Task prompt:
Each record below should be repeated precisely as written.
==========
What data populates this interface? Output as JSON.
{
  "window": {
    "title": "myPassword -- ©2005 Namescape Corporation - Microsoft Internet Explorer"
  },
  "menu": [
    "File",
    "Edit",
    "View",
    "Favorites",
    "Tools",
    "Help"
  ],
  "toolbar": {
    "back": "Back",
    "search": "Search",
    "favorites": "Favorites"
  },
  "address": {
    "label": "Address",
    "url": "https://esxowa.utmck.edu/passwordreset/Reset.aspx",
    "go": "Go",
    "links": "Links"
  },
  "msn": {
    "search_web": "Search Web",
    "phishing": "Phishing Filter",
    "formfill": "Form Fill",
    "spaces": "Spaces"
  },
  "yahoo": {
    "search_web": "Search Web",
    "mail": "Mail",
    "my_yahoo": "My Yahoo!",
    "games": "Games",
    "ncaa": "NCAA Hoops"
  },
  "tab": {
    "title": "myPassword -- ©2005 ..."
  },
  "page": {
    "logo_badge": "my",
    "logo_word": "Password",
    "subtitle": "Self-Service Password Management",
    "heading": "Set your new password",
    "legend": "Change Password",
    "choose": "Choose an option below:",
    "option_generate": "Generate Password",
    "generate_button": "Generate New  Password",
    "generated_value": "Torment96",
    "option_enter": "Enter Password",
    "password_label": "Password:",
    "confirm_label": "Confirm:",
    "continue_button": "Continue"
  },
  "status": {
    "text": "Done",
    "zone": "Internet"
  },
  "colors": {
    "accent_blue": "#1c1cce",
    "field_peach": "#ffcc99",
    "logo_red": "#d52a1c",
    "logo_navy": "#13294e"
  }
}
==========
Correct result:
What data populates this interface? Output as JSON.
{
  "window": {
    "title": "myPassword -- ©2005 Namescape Corporation - Microsoft Internet Explorer"
  },
  "menu": [
    "File",
    "Edit",
    "View",
    "Favorites",
    "Tools",
    "Help"
  ],
  "toolbar": {
    "back": "Back",
    "search": "Search",
    "favorites": "Favorites"
  },
  "address": {
    "label": "Address",
    "url": "https://esxowa.utmck.edu/passwordreset/Reset.aspx",
    "go": "Go",
    "links": "Links"
  },
  "msn": {
    "search_web": "Search Web",
    "phishing": "Phishing Filter",
    "formfill": "Form Fill",
    "spaces": "Spaces"
  },
  "yahoo": {
    "search_web": "Search Web",
    "mail": "Mail",
    "my_yahoo": "My Yahoo!",
    "games": "Games",
    "ncaa": "NCAA Hoops"
  },
  "tab": {
    "title": "myPassword -- ©2005 ..."
  },
  "page": {
    "logo_badge": "my",
    "logo_word": "Password",
    "subtitle": "Self-Service Password Management",
    "heading": "Set your new password",
    "legend": "Change Password",
    "choose": "Choose an option below:",
    "option_generate": "Generate Password",
    "generate_button": "Generate New  Password",
    "generated_value": "Torment96",
    "option_enter": "Enter Password",
    "password_label": "Password:",
    "confirm_label": "Confirm:",
    "continue_button": "Continue"
  },
  "status": {
    "text": "Done",
    "zone": "Internet"
  },
  "colors": {
    "accent_blue": "#1c1cce",
    "field_peach": "#ffcc99",
    "logo_red": "#d52a1c",
    "logo_navy": "#13294e"
  }
}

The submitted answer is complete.